Exercise prompt
Every line that contains "eius" counts once; give the total number of such lines, with no other words.

Records
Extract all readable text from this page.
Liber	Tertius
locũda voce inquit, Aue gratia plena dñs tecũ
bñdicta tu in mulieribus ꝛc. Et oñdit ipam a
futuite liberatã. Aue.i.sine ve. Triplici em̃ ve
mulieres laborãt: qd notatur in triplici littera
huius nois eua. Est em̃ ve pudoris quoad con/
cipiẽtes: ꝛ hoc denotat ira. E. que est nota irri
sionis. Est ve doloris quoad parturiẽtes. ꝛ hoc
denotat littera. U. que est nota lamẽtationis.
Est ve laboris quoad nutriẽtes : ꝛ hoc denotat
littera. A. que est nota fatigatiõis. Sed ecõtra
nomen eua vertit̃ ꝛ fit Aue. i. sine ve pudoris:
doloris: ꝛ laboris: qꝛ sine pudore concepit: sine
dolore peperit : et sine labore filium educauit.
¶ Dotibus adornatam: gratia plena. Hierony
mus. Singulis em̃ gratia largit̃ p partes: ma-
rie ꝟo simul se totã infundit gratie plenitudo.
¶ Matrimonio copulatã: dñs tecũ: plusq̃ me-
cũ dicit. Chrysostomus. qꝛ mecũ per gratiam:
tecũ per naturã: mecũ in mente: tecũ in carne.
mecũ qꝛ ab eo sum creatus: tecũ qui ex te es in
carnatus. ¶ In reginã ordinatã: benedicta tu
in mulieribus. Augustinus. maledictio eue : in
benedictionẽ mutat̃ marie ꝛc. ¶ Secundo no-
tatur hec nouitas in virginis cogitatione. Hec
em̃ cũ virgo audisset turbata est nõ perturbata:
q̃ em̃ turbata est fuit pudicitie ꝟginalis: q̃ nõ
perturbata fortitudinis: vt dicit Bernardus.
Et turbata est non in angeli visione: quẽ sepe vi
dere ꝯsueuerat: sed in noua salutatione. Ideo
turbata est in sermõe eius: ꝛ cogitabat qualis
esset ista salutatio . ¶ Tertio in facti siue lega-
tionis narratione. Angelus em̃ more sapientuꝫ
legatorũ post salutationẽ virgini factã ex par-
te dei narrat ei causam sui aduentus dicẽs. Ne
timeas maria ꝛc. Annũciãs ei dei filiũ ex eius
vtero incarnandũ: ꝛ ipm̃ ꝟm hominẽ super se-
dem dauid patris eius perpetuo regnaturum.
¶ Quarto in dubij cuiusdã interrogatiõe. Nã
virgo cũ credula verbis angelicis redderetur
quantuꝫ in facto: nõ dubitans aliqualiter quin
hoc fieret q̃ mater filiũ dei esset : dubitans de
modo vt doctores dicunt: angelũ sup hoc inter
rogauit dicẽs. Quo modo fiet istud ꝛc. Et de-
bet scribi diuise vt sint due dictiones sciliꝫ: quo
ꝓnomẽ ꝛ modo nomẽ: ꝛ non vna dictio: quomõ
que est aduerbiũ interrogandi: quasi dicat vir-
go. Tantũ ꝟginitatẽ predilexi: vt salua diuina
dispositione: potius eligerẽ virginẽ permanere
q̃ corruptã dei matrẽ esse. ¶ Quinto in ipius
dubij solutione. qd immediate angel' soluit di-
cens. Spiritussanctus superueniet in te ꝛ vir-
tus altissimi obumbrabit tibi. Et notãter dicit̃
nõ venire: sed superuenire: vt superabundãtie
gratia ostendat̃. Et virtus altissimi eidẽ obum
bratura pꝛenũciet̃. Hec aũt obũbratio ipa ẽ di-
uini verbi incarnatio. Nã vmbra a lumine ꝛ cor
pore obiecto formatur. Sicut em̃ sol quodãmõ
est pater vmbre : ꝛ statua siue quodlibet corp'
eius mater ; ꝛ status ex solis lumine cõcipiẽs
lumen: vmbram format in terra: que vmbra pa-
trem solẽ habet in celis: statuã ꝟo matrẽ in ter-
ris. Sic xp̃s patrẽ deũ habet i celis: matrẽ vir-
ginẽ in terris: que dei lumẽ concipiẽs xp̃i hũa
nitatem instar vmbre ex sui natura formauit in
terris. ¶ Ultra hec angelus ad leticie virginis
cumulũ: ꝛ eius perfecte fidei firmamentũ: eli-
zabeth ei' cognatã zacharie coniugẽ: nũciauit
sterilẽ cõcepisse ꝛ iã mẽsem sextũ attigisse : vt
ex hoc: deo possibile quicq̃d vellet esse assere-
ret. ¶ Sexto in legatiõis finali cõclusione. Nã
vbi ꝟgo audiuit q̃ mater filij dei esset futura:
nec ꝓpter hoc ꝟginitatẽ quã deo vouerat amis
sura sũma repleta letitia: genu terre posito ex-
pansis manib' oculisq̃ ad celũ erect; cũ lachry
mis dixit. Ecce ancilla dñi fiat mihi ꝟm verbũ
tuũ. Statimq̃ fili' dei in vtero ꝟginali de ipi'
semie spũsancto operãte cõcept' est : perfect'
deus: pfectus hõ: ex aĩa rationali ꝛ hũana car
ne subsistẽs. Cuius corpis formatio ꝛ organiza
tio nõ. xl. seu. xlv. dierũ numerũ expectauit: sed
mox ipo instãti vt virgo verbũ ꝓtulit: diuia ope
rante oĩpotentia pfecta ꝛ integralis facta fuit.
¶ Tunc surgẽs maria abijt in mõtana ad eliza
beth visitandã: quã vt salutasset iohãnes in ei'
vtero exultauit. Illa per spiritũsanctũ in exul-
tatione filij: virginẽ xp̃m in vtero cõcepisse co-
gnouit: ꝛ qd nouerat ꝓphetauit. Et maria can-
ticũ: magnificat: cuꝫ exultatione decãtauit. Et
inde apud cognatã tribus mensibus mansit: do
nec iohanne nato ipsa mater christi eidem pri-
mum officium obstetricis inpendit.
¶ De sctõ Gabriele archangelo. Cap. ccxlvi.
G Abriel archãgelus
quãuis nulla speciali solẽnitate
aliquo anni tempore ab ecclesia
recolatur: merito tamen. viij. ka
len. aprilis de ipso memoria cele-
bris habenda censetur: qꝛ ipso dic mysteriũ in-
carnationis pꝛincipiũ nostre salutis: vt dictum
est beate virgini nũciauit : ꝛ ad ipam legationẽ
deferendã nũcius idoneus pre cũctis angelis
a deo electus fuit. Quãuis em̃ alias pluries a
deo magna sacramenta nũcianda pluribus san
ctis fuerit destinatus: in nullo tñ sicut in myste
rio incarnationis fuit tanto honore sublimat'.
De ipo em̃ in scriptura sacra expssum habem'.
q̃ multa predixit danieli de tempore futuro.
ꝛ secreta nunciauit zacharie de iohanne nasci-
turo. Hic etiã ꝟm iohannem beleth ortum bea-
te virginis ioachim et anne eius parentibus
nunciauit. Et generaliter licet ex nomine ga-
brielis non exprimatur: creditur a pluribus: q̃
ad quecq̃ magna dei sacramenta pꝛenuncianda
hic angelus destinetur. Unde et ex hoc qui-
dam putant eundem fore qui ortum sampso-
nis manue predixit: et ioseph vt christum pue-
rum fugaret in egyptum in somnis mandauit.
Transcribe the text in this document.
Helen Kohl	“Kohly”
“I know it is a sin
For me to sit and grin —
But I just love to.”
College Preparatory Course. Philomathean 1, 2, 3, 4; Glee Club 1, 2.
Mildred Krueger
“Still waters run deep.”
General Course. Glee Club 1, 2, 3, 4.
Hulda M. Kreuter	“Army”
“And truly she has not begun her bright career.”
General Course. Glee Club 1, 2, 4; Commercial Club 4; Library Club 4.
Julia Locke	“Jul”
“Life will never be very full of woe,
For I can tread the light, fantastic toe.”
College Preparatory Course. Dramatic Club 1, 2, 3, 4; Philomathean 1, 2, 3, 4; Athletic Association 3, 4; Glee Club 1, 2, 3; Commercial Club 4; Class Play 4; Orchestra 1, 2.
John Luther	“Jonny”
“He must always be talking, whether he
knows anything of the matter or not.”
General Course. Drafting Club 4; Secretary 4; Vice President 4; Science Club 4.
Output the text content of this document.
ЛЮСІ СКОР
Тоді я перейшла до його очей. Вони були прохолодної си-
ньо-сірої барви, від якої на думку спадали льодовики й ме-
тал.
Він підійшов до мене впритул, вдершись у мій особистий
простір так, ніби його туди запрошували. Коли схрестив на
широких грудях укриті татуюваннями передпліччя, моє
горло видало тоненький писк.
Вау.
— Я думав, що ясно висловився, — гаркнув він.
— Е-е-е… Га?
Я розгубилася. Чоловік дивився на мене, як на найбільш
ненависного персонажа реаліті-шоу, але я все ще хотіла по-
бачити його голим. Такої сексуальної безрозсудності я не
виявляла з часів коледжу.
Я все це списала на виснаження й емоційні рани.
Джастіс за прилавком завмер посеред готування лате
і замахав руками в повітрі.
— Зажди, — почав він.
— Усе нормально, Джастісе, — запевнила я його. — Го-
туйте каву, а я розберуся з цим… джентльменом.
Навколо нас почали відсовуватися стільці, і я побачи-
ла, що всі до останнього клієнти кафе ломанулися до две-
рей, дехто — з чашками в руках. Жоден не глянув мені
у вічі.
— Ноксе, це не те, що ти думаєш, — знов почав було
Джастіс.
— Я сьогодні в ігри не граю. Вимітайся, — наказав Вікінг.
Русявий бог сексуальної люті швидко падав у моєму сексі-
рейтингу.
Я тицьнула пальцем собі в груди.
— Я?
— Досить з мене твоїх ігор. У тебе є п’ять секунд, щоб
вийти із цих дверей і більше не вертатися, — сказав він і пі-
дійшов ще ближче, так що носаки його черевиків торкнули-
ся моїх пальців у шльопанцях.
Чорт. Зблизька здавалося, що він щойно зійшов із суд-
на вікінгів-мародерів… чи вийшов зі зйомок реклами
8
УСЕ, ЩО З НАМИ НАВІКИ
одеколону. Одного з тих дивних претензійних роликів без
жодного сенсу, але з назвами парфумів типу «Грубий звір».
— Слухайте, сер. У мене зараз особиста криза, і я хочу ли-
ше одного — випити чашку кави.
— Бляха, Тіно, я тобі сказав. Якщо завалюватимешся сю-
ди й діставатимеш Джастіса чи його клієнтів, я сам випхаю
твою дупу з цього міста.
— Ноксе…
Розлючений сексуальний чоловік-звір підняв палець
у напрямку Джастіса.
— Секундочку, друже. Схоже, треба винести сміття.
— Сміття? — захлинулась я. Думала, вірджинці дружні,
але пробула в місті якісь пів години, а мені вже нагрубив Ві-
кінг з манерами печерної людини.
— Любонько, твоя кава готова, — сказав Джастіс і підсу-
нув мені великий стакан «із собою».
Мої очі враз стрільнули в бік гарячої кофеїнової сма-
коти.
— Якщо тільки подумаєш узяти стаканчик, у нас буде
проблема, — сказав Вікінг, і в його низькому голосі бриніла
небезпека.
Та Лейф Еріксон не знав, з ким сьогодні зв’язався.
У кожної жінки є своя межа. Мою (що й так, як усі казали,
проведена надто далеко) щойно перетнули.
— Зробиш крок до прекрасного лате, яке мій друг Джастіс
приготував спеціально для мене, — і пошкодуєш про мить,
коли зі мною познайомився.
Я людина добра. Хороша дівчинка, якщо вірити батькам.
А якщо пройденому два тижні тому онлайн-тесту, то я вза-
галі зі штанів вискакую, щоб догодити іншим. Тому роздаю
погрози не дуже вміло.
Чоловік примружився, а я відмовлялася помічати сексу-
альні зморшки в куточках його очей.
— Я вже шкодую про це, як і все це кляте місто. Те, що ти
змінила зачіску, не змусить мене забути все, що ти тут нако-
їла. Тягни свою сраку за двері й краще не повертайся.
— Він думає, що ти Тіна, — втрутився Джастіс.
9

Exercise output
6